EXERCISE DETAILS: From the listing below, pull each line that includes "value".

SUPPLIED DATA:
****************************************
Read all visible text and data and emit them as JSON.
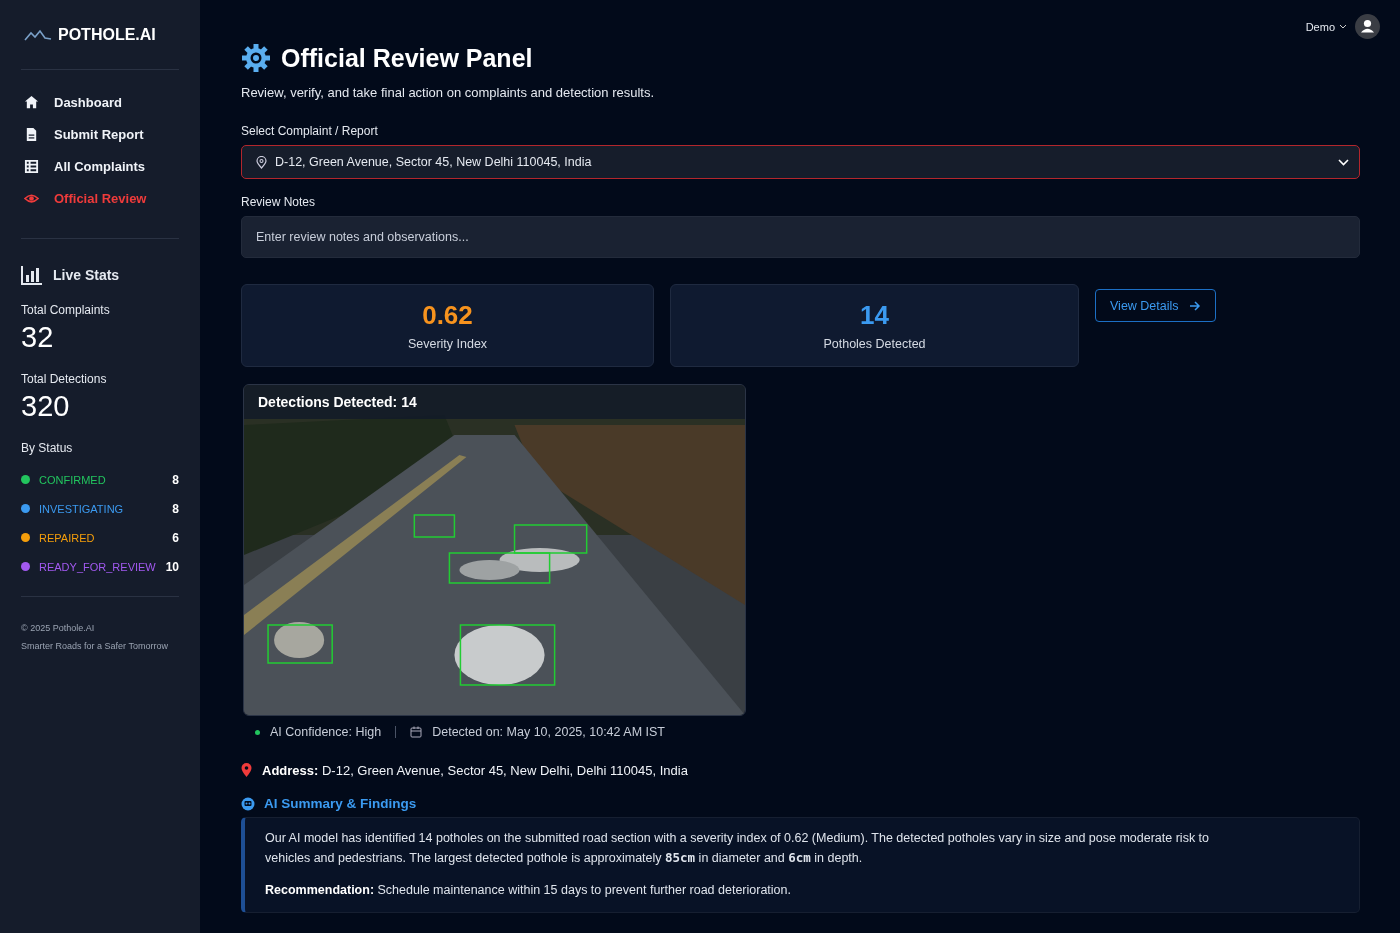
{
  "brand": "POTHOLE.AI",
  "nav": [
    {
      "label": "Dashboard",
      "kind": "home",
      "selected": false
    },
    {
      "label": "Submit Report",
      "kind": "file",
      "selected": false
    },
    {
      "label": "All Complaints",
      "kind": "table",
      "selected": false
    },
    {
      "label": "Official Review",
      "kind": "eye",
      "selected": true
    }
  ],
  "live_stats": {
    "title": "Live Stats",
    "total_complaints_label": "Total Complaints",
    "total_complaints": "32",
    "total_detections_label": "Total Detections",
    "total_detections": "320",
    "by_status_label": "By Status",
    "statuses": [
      {
        "name": "CONFIRMED",
        "count": "8",
        "color": "#22c55e"
      },
      {
        "name": "INVESTIGATING",
        "count": "8",
        "color": "#3b9af0"
      },
      {
        "name": "REPAIRED",
        "count": "6",
        "color": "#f59e0b"
      },
      {
        "name": "READY_FOR_REVIEW",
        "count": "10",
        "color": "#a259f0"
      }
    ]
  },
  "footer": {
    "copyright": "© 2025 Pothole.AI",
    "tagline": "Smarter Roads for a Safer Tomorrow"
  },
  "user": {
    "name": "Demo"
  },
  "title": "Official Review Panel",
  "subtitle": "Review, verify, and take final action on complaints and detection results.",
  "complaint_select": {
    "label": "Select Complaint / Report",
    "value": "D-12, Green Avenue, Sector 45, New Delhi 110045, India"
  },
  "review_notes": {
    "label": "Review Notes",
    "placeholder": "Enter review notes and observations..."
  },
  "metrics": [
    {
      "value": "0.62",
      "label": "Severity Index",
      "color": "#f7931e"
    },
    {
      "value": "14",
      "label": "Potholes Detected",
      "color": "#3b9af0"
    }
  ],
  "view_details": "View Details",
  "detection_image": {
    "title": "Detections Detected: 14",
    "kind": "picture"
  },
  "confidence": "AI Confidence: High",
  "detected_on": "Detected on: May 10, 2025, 10:42 AM IST",
  "address": "**Address:** D-12, Green Avenue, Sector 45, New Delhi, Delhi 110045, India",
  "summary": {
    "title": "AI Summary & Findings",
    "text": "Our AI model has identified 14 potholes on the submitted road section with a severity index of 0.62 (Medium). The detected potholes vary in size and pose moderate risk to vehicles and pedestrians. The largest detected pothole is approximately **85cm** in diameter and **6cm** in depth.",
    "recommendation": "**Recommendation:** Schedule maintenance within 15 days to prevent further road deterioration."
  }
}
****************************************
FULL SOLUTION:
    "value": "D-12, Green Avenue, Sector 45, New Delhi 110045, India"
      "value": "0.62",
      "value": "14",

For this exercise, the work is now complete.